● **What is being asked**:
Print all entries word for word.

□ □ □ □ □ □ □

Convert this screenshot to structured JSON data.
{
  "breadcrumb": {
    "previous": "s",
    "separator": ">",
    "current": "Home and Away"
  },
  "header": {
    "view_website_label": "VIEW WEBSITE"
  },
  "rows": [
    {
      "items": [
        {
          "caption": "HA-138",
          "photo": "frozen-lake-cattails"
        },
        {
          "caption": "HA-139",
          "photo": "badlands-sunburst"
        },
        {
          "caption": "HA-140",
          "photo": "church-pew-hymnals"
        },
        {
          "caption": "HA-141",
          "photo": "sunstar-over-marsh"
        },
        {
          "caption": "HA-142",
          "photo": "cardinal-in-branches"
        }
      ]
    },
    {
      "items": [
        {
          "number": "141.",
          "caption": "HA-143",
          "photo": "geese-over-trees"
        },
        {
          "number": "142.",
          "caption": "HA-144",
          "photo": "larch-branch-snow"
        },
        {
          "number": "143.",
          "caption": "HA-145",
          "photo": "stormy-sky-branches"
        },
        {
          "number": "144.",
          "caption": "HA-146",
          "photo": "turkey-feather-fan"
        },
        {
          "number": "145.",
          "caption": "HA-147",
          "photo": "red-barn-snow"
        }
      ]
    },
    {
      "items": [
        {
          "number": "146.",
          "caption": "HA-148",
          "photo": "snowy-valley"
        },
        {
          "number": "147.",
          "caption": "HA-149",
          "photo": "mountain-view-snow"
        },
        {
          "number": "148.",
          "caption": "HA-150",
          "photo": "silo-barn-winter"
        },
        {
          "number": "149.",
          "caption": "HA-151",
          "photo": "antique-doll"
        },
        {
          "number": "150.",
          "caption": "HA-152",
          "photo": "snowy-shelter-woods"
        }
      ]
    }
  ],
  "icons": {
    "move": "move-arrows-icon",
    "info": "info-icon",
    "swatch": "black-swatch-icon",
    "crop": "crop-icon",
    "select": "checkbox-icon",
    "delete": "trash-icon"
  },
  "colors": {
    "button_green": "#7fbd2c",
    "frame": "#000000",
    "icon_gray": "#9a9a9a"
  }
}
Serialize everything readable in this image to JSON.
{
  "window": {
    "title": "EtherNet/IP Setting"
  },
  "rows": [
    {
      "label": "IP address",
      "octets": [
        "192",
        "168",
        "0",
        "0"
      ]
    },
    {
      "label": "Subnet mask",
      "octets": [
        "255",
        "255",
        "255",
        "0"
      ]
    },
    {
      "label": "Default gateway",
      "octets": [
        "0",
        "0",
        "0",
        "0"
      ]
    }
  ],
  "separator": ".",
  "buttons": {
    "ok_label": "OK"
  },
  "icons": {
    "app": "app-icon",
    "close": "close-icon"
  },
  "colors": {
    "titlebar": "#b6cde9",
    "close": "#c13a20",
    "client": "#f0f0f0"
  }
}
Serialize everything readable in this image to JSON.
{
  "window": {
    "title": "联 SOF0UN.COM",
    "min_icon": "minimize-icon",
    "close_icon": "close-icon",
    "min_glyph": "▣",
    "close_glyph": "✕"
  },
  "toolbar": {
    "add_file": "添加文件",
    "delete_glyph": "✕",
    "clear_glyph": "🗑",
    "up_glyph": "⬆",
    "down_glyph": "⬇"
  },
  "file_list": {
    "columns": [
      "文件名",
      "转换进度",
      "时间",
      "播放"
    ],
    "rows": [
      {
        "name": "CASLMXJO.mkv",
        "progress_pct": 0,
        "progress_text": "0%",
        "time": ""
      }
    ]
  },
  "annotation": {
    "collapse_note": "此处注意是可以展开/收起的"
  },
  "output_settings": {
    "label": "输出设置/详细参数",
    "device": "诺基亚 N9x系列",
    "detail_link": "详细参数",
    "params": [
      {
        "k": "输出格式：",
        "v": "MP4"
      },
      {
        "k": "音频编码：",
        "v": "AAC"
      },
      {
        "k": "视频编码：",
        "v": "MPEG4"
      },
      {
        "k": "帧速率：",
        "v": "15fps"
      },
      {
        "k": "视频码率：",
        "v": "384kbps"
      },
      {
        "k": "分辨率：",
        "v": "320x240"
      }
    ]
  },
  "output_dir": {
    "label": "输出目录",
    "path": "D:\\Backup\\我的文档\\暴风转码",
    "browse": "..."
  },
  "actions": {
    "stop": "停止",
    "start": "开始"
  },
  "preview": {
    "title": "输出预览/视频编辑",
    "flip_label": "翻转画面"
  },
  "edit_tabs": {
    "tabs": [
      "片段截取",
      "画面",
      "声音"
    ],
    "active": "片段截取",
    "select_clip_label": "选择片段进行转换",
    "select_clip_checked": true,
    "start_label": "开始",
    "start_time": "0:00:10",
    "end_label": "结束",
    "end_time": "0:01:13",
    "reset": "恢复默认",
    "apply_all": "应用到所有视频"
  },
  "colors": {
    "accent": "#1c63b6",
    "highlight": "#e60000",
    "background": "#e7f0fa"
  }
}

□ □ □ □ □ □ □

● **Finished answer**:
Convert this screenshot to structured JSON data.
{
  "breadcrumb": {
    "previous": "s",
    "separator": ">",
    "current": "Home and Away"
  },
  "header": {
    "view_website_label": "VIEW WEBSITE"
  },
  "rows": [
    {
      "items": [
        {
          "caption": "HA-138",
          "photo": "frozen-lake-cattails"
        },
        {
          "caption": "HA-139",
          "photo": "badlands-sunburst"
        },
        {
          "caption": "HA-140",
          "photo": "church-pew-hymnals"
        },
        {
          "caption": "HA-141",
          "photo": "sunstar-over-marsh"
        },
        {
          "caption": "HA-142",
          "photo": "cardinal-in-branches"
        }
      ]
    },
    {
      "items": [
        {
          "number": "141.",
          "caption": "HA-143",
          "photo": "geese-over-trees"
        },
        {
          "number": "142.",
          "caption": "HA-144",
          "photo": "larch-branch-snow"
        },
        {
          "number": "143.",
          "caption": "HA-145",
          "photo": "stormy-sky-branches"
        },
        {
          "number": "144.",
          "caption": "HA-146",
          "photo": "turkey-feather-fan"
        },
        {
          "number": "145.",
          "caption": "HA-147",
          "photo": "red-barn-snow"
        }
      ]
    },
    {
      "items": [
        {
          "number": "146.",
          "caption": "HA-148",
          "photo": "snowy-valley"
        },
        {
          "number": "147.",
          "caption": "HA-149",
          "photo": "mountain-view-snow"
        },
        {
          "number": "148.",
          "caption": "HA-150",
          "photo": "silo-barn-winter"
        },
        {
          "number": "149.",
          "caption": "HA-151",
          "photo": "antique-doll"
        },
        {
          "number": "150.",
          "caption": "HA-152",
          "photo": "snowy-shelter-woods"
        }
      ]
    }
  ],
  "icons": {
    "move": "move-arrows-icon",
    "info": "info-icon",
    "swatch": "black-swatch-icon",
    "crop": "crop-icon",
    "select": "checkbox-icon",
    "delete": "trash-icon"
  },
  "colors": {
    "button_green": "#7fbd2c",
    "frame": "#000000",
    "icon_gray": "#9a9a9a"
  }
}
Serialize everything readable in this image to JSON.
{
  "window": {
    "title": "EtherNet/IP Setting"
  },
  "rows": [
    {
      "label": "IP address",
      "octets": [
        "192",
        "168",
        "0",
        "0"
      ]
    },
    {
      "label": "Subnet mask",
      "octets": [
        "255",
        "255",
        "255",
        "0"
      ]
    },
    {
      "label": "Default gateway",
      "octets": [
        "0",
        "0",
        "0",
        "0"
      ]
    }
  ],
  "separator": ".",
  "buttons": {
    "ok_label": "OK"
  },
  "icons": {
    "app": "app-icon",
    "close": "close-icon"
  },
  "colors": {
    "titlebar": "#b6cde9",
    "close": "#c13a20",
    "client": "#f0f0f0"
  }
}
Serialize everything readable in this image to JSON.
{
  "window": {
    "title": "联 SOF0UN.COM",
    "min_icon": "minimize-icon",
    "close_icon": "close-icon",
    "min_glyph": "▣",
    "close_glyph": "✕"
  },
  "toolbar": {
    "add_file": "添加文件",
    "delete_glyph": "✕",
    "clear_glyph": "🗑",
    "up_glyph": "⬆",
    "down_glyph": "⬇"
  },
  "file_list": {
    "columns": [
      "文件名",
      "转换进度",
      "时间",
      "播放"
    ],
    "rows": [
      {
        "name": "CASLMXJO.mkv",
        "progress_pct": 0,
        "progress_text": "0%",
        "time": ""
      }
    ]
  },
  "annotation": {
    "collapse_note": "此处注意是可以展开/收起的"
  },
  "output_settings": {
    "label": "输出设置/详细参数",
    "device": "诺基亚 N9x系列",
    "detail_link": "详细参数",
    "params": [
      {
        "k": "输出格式：",
        "v": "MP4"
      },
      {
        "k": "音频编码：",
        "v": "AAC"
      },
      {
        "k": "视频编码：",
        "v": "MPEG4"
      },
      {
        "k": "帧速率：",
        "v": "15fps"
      },
      {
        "k": "视频码率：",
        "v": "384kbps"
      },
      {
        "k": "分辨率：",
        "v": "320x240"
      }
    ]
  },
  "output_dir": {
    "label": "输出目录",
    "path": "D:\\Backup\\我的文档\\暴风转码",
    "browse": "..."
  },
  "actions": {
    "stop": "停止",
    "start": "开始"
  },
  "preview": {
    "title": "输出预览/视频编辑",
    "flip_label": "翻转画面"
  },
  "edit_tabs": {
    "tabs": [
      "片段截取",
      "画面",
      "声音"
    ],
    "active": "片段截取",
    "select_clip_label": "选择片段进行转换",
    "select_clip_checked": true,
    "start_label": "开始",
    "start_time": "0:00:10",
    "end_label": "结束",
    "end_time": "0:01:13",
    "reset": "恢复默认",
    "apply_all": "应用到所有视频"
  },
  "colors": {
    "accent": "#1c63b6",
    "highlight": "#e60000",
    "background": "#e7f0fa"
  }
}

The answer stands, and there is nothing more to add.